WHAT YOU ARE ASKED TO DO ▸ For the records below, tally the lines that contain "wird" and give only that number.

LISTED RECORDS ▸

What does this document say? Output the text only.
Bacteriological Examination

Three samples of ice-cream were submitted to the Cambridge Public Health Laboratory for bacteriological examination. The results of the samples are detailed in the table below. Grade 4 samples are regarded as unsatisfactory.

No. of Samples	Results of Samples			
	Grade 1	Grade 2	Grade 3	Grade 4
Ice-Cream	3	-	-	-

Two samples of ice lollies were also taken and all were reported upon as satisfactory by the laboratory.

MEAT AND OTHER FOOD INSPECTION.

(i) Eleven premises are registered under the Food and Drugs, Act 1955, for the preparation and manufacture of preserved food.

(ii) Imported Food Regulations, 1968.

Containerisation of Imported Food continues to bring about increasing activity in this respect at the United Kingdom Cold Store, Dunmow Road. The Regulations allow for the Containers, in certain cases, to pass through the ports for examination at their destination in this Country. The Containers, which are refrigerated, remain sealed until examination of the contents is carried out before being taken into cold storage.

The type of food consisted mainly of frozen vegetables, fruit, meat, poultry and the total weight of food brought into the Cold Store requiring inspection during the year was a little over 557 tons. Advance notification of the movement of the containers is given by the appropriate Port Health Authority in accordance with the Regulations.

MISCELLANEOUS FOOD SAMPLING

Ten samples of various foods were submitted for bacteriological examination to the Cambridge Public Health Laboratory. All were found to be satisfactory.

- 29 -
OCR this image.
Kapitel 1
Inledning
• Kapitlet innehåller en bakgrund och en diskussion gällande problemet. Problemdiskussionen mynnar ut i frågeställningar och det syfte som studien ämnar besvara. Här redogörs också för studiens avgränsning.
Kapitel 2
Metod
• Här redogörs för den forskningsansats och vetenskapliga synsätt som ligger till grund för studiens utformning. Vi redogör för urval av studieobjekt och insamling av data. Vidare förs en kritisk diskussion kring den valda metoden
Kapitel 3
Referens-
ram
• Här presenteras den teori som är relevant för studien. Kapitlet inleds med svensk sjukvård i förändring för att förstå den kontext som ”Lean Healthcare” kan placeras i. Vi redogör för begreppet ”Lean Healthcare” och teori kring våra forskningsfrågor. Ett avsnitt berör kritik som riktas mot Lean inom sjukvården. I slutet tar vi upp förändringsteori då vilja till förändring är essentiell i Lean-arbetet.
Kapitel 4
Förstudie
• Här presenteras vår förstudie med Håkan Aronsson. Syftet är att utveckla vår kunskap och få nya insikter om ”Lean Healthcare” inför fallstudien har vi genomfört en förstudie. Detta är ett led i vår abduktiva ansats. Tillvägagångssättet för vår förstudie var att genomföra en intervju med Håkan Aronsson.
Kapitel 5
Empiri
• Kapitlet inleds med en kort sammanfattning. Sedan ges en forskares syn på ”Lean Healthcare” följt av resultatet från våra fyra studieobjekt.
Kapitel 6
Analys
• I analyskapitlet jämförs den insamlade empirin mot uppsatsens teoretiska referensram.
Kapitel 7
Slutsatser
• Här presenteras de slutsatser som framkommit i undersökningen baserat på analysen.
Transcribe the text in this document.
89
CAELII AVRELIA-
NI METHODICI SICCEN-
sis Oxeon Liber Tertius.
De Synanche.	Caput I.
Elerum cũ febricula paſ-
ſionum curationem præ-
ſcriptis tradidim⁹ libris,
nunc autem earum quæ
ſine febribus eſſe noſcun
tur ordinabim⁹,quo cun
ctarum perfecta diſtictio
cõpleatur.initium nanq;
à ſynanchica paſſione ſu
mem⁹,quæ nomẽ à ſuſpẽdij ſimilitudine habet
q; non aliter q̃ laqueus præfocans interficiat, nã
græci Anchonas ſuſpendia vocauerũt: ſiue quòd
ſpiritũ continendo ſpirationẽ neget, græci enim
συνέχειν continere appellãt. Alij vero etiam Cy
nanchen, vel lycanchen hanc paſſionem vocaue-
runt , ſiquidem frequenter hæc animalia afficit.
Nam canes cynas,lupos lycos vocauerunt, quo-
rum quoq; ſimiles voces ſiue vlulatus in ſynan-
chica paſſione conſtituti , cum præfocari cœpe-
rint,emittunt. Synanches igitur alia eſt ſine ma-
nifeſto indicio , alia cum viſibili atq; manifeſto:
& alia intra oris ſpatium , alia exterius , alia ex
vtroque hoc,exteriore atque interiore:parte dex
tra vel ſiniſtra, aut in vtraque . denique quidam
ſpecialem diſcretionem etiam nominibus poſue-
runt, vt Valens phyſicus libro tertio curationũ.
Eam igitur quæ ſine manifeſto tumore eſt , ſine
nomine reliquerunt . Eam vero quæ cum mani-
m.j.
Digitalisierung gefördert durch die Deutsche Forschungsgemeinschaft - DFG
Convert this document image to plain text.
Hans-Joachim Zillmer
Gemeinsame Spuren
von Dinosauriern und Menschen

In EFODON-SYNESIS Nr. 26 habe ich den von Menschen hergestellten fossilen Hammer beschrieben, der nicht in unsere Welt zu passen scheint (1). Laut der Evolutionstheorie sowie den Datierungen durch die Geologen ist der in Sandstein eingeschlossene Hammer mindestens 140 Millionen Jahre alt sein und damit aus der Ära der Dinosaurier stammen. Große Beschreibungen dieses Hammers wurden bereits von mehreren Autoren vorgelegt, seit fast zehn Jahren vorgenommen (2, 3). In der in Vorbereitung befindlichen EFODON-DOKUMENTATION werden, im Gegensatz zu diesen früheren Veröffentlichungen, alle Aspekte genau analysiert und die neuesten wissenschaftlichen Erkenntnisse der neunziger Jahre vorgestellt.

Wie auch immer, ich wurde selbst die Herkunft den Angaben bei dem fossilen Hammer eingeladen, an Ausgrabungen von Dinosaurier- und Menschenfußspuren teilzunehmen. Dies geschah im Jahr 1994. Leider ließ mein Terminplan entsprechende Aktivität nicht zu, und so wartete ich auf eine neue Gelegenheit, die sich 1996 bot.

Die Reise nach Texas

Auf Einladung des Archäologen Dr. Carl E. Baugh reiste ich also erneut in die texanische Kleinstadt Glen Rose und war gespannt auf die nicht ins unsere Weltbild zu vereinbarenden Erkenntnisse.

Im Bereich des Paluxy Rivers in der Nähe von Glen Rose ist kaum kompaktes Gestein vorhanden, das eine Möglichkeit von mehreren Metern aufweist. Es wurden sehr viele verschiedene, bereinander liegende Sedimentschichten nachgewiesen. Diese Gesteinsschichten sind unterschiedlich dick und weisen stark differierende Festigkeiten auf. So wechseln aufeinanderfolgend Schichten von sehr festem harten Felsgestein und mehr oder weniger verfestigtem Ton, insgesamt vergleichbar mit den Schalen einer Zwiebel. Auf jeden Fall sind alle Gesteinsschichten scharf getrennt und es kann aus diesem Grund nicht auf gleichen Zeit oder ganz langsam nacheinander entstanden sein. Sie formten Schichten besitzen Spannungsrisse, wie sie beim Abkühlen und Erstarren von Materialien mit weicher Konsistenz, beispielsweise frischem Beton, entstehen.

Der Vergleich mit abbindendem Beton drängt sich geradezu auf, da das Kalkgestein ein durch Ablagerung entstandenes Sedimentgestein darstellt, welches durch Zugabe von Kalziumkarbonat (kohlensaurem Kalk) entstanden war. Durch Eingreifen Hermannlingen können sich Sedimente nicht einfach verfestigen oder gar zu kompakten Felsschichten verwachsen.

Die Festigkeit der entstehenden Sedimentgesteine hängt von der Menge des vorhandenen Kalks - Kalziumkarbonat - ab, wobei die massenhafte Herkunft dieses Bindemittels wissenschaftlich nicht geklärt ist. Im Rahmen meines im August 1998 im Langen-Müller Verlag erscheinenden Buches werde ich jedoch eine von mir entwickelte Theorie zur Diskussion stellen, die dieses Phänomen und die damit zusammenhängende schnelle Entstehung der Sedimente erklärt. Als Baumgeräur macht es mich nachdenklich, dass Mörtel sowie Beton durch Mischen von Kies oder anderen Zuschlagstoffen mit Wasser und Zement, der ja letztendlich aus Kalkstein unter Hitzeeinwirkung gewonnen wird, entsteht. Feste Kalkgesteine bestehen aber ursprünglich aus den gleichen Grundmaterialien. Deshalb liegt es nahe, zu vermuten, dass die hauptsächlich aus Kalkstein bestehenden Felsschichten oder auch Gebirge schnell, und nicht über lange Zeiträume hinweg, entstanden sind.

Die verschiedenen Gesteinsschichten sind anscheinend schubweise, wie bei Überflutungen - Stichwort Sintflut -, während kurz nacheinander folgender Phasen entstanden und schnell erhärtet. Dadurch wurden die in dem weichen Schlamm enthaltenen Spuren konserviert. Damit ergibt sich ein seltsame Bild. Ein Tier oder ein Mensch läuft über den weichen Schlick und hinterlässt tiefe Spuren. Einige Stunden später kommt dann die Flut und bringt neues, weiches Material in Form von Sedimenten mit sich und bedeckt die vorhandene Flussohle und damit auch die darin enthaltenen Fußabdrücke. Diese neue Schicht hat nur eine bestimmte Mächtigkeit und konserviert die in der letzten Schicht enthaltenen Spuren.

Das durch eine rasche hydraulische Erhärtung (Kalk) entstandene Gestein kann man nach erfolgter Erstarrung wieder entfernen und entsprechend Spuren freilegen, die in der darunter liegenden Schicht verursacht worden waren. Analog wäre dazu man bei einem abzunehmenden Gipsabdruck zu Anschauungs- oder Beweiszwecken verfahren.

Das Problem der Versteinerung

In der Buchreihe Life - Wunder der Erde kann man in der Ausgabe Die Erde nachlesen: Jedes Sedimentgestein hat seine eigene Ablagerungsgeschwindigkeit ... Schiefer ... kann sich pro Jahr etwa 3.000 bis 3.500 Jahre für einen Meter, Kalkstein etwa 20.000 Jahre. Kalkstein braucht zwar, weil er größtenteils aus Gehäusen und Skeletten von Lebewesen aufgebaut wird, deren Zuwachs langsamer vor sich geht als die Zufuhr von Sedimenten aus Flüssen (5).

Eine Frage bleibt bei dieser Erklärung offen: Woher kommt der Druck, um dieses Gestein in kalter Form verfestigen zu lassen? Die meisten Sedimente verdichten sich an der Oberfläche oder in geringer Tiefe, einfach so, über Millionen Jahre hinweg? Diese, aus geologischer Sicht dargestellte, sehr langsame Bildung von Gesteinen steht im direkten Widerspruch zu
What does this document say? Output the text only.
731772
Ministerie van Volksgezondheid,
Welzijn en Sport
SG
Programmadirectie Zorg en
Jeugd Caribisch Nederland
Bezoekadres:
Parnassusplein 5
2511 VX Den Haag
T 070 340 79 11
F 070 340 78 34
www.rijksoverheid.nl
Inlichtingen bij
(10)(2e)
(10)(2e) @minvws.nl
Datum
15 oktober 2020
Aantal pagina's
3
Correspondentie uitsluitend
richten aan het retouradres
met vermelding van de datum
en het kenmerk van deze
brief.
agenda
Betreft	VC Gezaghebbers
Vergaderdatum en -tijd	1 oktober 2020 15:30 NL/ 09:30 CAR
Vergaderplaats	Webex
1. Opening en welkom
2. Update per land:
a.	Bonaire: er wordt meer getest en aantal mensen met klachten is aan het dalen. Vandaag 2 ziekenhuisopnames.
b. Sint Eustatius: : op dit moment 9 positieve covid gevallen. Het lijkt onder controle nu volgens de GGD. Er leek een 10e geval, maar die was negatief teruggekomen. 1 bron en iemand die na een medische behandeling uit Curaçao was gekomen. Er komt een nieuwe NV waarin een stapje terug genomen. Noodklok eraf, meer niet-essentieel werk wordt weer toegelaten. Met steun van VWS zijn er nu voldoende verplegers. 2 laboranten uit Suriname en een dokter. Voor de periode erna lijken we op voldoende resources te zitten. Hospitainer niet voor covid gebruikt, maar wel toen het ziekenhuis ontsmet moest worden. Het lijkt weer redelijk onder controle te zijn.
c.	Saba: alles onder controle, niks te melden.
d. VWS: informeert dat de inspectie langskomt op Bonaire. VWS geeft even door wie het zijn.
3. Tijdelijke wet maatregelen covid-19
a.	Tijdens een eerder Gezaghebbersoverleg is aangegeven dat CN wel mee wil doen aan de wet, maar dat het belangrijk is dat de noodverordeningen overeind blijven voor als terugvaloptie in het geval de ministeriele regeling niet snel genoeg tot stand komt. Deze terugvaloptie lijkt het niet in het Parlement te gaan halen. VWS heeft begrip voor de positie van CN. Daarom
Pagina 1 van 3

EXERCISE RESPONSE ▸ 2